▶ **RECORDED DATA**:
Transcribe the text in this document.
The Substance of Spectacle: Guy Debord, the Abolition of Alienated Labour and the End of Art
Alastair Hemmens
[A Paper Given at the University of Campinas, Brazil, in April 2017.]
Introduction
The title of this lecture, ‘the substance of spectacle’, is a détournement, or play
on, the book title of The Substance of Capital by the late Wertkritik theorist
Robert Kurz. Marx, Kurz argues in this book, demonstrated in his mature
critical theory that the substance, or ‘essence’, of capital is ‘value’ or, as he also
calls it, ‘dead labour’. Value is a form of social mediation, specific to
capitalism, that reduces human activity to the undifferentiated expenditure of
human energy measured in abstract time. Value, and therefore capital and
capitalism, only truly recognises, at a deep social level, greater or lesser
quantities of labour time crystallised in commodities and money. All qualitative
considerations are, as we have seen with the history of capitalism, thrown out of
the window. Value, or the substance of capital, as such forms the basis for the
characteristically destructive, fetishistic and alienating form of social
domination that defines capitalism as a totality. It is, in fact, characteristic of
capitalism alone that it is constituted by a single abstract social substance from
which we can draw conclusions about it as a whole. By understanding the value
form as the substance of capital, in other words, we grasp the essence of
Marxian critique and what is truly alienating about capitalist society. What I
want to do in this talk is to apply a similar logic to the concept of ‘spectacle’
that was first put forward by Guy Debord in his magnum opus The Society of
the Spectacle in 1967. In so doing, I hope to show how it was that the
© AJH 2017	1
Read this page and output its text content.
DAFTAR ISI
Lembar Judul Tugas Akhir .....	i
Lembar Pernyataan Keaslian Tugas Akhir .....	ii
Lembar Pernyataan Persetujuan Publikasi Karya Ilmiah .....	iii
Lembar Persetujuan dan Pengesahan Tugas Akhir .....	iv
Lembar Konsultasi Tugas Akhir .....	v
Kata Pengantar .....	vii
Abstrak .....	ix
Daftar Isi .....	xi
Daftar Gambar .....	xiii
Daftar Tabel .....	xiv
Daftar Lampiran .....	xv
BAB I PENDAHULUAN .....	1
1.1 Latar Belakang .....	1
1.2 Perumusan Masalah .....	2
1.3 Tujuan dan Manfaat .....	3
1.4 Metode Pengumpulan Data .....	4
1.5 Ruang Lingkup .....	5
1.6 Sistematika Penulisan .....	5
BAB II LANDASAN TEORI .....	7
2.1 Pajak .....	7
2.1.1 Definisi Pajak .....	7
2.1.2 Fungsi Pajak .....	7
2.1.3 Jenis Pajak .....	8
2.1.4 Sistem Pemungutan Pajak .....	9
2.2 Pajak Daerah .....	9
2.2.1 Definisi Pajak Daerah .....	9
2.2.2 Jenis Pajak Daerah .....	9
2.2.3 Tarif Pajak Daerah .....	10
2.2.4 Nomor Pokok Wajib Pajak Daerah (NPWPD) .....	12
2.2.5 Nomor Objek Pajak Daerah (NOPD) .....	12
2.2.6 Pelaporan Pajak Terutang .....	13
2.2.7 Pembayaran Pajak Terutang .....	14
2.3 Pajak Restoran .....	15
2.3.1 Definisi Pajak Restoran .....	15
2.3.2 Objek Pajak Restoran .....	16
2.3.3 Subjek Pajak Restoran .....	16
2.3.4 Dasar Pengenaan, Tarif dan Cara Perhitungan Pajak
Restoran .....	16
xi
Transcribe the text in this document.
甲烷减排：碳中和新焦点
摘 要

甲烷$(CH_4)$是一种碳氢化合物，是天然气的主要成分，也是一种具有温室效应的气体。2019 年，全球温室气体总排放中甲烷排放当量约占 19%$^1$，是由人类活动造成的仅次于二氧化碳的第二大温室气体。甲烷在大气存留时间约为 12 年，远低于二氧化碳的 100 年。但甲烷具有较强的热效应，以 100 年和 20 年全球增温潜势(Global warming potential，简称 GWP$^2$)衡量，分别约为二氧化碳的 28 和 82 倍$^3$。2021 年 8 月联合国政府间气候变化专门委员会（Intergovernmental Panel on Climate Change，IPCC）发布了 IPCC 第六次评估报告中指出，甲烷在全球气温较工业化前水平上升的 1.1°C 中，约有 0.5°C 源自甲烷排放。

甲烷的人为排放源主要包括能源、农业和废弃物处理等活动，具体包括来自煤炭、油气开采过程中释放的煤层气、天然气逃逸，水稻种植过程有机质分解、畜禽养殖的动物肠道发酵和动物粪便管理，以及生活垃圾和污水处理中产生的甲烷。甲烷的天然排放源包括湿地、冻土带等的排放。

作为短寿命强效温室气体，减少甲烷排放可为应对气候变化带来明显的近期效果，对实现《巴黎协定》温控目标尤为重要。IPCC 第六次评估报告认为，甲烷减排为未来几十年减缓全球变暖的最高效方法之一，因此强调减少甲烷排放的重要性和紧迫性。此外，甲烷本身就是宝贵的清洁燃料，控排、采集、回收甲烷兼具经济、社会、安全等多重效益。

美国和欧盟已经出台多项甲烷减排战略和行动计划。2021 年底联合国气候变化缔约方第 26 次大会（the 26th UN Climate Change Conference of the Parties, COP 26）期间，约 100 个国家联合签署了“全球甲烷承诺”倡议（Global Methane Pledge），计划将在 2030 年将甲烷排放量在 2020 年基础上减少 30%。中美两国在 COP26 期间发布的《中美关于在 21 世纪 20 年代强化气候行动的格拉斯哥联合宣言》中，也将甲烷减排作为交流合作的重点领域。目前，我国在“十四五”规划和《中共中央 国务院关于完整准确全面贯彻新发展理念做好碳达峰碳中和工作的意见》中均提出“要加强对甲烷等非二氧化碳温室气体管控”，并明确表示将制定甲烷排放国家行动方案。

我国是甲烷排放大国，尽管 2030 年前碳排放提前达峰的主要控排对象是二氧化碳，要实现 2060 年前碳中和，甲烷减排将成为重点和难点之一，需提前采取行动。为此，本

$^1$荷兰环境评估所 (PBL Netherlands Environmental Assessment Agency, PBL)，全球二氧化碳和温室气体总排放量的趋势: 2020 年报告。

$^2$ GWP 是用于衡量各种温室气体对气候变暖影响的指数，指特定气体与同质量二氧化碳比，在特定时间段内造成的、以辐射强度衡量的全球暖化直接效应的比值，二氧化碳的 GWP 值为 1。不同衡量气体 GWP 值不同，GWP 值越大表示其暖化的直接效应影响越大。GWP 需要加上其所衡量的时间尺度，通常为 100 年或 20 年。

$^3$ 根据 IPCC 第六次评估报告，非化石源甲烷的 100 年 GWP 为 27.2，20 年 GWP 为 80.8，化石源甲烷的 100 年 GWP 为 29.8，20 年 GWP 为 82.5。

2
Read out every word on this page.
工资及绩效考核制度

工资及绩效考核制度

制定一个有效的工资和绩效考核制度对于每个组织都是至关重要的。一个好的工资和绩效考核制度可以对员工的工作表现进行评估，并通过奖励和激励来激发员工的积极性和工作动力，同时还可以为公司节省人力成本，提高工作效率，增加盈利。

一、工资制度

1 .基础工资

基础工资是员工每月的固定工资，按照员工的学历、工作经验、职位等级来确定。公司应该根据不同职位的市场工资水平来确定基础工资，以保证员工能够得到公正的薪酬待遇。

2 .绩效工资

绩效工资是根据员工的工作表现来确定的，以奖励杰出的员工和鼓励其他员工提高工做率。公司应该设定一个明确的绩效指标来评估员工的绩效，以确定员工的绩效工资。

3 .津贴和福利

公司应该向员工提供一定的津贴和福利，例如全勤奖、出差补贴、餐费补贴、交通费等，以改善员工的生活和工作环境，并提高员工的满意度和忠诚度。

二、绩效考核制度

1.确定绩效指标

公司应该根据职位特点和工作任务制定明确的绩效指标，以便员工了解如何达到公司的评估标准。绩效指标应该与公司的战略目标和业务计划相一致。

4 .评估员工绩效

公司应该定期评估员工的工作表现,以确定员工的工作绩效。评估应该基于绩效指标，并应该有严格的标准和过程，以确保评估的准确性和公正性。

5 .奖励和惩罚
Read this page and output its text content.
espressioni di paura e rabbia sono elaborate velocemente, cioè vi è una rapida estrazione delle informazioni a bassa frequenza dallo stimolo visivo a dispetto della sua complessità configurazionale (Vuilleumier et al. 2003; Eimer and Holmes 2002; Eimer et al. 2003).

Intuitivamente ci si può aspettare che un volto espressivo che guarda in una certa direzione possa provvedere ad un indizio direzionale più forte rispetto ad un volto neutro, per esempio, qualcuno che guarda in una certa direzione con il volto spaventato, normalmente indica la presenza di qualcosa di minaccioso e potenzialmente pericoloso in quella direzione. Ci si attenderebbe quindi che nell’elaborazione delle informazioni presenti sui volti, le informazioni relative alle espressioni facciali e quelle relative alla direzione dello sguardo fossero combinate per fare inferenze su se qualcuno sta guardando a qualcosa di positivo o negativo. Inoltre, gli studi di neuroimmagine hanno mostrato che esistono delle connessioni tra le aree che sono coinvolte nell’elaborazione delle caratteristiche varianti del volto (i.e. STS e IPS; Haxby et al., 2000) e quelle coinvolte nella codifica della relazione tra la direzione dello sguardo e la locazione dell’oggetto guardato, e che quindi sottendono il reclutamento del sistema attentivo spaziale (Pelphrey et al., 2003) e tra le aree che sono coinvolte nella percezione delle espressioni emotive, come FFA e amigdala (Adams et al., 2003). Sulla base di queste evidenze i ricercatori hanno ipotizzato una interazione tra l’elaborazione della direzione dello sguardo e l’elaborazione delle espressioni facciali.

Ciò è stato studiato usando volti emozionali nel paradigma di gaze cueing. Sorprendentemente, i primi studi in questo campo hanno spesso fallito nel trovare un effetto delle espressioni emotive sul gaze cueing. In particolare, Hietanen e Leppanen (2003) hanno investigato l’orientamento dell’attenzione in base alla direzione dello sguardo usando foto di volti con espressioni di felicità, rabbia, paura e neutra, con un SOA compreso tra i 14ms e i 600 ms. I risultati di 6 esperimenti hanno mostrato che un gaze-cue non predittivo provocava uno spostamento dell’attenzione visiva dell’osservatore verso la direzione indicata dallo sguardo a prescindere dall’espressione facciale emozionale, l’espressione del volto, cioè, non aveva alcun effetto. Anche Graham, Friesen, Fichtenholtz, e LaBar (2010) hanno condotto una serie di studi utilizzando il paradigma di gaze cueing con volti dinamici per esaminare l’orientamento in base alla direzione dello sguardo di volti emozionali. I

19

▶ **WORK TO DO**: Lines of the material that contain the word "alienating" are to be gathered.

▶ **WRITTEN ANSWER**:
characteristically destructive, fetishistic and alienating form of social
Marxian critique and what is truly alienating about capitalist society. What I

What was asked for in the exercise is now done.